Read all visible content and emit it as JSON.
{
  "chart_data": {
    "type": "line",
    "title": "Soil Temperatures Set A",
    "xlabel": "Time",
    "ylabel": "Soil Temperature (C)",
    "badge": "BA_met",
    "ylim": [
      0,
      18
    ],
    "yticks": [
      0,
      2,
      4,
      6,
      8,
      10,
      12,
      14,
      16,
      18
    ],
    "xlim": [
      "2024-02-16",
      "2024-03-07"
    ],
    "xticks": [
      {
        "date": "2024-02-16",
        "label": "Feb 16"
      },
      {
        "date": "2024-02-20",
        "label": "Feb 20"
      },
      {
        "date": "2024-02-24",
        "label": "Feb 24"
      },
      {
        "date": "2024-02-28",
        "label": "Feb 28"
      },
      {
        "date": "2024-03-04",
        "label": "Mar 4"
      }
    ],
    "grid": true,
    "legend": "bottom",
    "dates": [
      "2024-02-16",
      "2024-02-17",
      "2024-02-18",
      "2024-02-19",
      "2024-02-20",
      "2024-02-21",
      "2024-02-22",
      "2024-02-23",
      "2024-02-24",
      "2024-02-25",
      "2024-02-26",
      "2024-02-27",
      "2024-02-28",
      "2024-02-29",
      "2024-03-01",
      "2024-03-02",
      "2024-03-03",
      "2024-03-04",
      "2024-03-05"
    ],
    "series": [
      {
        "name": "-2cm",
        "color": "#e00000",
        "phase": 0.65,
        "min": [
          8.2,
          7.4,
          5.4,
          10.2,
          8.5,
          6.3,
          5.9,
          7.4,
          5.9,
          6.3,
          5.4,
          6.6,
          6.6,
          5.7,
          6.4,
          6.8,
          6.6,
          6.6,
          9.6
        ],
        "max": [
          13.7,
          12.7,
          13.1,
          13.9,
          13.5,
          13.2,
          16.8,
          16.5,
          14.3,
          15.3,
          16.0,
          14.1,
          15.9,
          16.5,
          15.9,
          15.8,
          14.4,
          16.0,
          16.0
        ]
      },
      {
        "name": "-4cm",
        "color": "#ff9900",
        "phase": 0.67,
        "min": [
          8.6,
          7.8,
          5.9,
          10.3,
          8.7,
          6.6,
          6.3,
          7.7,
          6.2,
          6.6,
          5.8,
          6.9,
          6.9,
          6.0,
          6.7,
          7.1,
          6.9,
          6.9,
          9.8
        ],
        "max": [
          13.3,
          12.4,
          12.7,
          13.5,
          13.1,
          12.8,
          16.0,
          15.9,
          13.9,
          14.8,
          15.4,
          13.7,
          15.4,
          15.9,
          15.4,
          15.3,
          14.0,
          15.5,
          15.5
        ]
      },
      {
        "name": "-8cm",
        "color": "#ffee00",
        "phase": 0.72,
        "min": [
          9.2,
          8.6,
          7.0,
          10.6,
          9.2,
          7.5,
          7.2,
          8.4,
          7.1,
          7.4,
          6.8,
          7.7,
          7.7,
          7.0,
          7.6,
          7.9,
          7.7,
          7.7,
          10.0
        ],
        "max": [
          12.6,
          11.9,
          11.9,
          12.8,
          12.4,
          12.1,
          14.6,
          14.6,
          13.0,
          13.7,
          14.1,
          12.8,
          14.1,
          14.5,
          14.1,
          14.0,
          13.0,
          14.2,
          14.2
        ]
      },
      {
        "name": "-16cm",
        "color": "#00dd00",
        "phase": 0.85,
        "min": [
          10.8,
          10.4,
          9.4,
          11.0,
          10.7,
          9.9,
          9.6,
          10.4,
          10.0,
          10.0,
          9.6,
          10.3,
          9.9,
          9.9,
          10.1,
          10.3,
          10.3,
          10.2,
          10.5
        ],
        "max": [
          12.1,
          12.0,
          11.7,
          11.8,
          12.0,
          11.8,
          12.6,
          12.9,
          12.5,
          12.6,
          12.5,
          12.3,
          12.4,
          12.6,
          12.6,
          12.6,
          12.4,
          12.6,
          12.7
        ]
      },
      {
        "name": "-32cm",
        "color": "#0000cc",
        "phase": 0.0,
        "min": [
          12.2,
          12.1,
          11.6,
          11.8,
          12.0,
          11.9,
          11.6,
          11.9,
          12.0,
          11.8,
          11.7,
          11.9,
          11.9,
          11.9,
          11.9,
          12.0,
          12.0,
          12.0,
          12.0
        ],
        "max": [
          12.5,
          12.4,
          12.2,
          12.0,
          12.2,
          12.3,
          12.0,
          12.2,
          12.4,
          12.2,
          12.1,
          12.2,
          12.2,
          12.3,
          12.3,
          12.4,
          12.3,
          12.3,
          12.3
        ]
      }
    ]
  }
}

------------------------

* **Your goal**
Scan the lines above for "Soil", then copy every one that has it.

* **Exercise result**
    "title": "Soil Temperatures Set A",
    "ylabel": "Soil Temperature (C)",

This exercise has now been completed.